• **Short task**:
Work through the data below and give the number of lines holding "Lightning", nothing more.

• **Data records**:
----------

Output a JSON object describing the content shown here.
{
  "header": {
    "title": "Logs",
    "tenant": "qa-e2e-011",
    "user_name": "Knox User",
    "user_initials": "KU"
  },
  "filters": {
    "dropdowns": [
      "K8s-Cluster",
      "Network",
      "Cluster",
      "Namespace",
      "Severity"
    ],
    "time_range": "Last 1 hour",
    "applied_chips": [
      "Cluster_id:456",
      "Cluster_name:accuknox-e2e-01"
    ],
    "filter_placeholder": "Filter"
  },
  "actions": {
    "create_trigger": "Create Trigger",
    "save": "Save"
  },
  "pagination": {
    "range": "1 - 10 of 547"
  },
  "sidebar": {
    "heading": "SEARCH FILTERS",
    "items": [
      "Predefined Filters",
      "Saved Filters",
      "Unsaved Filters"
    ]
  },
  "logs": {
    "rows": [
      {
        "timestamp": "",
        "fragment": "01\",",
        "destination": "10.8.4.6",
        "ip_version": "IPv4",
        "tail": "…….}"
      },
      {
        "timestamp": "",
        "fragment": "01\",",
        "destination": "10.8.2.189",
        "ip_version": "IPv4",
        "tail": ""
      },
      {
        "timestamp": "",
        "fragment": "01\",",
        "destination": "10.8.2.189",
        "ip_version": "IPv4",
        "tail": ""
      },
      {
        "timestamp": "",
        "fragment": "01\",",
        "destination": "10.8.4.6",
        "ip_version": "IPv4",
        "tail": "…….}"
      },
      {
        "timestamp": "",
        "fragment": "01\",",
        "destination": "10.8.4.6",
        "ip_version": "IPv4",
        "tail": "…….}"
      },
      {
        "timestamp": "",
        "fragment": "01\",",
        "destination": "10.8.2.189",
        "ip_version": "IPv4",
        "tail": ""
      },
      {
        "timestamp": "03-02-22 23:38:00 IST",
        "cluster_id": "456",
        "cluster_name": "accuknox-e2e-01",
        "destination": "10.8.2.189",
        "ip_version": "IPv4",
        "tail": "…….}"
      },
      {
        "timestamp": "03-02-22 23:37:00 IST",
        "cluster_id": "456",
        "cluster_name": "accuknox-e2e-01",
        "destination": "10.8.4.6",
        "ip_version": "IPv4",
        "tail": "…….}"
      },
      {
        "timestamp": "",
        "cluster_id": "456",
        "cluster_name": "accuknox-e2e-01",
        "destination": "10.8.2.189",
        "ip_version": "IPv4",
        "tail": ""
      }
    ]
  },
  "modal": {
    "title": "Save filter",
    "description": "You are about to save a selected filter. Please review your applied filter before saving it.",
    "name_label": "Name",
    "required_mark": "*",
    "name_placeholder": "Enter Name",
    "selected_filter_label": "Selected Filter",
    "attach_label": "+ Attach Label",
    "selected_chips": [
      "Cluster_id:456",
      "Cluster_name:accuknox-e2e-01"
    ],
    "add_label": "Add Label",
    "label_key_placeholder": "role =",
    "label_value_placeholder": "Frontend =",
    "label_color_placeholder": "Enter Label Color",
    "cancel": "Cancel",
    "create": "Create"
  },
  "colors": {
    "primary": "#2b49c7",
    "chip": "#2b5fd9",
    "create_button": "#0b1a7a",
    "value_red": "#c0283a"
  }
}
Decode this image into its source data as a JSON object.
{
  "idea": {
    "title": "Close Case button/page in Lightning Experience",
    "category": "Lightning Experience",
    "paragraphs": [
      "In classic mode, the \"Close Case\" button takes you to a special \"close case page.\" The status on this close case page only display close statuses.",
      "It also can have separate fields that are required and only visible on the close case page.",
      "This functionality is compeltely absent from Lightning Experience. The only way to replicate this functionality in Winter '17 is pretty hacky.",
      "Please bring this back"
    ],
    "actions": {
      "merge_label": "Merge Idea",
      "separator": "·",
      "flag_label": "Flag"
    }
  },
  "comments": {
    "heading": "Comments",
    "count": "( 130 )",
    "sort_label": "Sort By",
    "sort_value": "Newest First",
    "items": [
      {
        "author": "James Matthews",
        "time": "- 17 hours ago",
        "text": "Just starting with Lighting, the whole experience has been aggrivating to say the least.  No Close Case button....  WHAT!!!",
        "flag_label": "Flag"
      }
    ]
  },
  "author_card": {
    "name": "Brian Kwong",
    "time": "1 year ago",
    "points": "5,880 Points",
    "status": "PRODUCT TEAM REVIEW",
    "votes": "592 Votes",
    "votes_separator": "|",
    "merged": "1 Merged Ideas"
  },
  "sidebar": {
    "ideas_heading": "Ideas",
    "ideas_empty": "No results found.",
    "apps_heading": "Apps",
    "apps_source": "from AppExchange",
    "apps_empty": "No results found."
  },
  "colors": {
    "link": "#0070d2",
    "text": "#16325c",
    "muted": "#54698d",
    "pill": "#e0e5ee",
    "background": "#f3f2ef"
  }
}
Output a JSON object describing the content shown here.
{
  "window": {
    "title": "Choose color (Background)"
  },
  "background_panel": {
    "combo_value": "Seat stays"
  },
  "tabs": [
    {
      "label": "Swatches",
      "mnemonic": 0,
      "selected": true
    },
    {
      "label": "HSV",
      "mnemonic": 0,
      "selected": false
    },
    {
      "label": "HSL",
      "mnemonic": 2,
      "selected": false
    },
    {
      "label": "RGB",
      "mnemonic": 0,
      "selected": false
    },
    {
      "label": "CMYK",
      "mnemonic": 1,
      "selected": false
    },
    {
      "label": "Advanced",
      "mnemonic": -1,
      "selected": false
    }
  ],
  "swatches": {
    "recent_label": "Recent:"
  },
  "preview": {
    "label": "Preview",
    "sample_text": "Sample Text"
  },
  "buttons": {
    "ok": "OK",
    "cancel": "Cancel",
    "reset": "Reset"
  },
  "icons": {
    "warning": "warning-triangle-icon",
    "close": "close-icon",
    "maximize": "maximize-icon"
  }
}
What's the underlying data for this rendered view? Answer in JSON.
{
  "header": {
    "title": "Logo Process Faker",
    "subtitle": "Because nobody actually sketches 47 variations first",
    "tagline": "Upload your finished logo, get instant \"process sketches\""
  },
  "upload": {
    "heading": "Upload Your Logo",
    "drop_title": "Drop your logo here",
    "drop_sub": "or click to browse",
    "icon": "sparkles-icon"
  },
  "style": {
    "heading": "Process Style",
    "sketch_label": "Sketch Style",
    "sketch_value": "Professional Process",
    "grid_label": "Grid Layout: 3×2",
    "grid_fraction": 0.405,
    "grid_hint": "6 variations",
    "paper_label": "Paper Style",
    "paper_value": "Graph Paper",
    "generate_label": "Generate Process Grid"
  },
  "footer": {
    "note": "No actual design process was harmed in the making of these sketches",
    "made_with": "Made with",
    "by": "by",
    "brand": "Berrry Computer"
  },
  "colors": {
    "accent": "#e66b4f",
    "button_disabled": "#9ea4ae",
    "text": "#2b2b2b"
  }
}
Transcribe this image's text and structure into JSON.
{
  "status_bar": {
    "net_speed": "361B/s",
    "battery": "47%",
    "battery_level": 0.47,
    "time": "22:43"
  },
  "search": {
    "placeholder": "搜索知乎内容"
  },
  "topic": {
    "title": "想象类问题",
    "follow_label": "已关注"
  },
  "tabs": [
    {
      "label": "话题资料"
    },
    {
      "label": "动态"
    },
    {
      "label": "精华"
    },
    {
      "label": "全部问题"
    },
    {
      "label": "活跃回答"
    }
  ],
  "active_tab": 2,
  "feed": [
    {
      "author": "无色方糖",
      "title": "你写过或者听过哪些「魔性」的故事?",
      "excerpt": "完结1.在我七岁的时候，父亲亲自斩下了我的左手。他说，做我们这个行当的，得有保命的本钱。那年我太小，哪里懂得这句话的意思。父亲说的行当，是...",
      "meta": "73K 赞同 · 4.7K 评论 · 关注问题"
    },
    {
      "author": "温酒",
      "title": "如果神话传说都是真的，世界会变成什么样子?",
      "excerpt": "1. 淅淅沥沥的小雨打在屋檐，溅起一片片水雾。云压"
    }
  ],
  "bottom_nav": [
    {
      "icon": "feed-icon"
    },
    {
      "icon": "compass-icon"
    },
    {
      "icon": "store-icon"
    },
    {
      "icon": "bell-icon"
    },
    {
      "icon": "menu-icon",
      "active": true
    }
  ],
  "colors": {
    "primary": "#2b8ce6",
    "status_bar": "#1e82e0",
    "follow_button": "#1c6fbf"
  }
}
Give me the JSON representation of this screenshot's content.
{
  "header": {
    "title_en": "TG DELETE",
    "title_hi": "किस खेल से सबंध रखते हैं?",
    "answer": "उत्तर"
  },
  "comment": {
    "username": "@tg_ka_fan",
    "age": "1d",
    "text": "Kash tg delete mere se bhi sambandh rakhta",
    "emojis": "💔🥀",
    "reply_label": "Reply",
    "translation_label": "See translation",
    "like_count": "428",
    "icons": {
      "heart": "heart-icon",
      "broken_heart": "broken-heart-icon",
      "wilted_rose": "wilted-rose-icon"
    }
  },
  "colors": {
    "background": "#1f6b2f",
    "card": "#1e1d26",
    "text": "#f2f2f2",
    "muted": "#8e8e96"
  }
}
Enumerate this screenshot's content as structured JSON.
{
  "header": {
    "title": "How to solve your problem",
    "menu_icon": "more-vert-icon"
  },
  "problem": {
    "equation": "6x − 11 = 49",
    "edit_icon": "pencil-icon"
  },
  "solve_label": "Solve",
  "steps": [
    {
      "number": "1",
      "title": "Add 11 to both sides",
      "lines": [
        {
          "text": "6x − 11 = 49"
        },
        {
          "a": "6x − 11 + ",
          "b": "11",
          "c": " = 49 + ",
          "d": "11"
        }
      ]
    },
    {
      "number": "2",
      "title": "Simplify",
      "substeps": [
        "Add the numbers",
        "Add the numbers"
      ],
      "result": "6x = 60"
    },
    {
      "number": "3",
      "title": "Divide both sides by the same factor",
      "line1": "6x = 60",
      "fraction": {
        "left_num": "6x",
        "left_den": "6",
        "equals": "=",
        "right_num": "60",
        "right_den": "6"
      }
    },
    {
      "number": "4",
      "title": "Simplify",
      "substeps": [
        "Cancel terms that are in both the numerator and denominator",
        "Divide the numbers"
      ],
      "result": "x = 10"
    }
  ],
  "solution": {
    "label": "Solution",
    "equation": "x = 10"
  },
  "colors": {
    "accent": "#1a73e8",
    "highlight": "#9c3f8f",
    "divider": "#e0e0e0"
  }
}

----------

• **Result of the task**:
3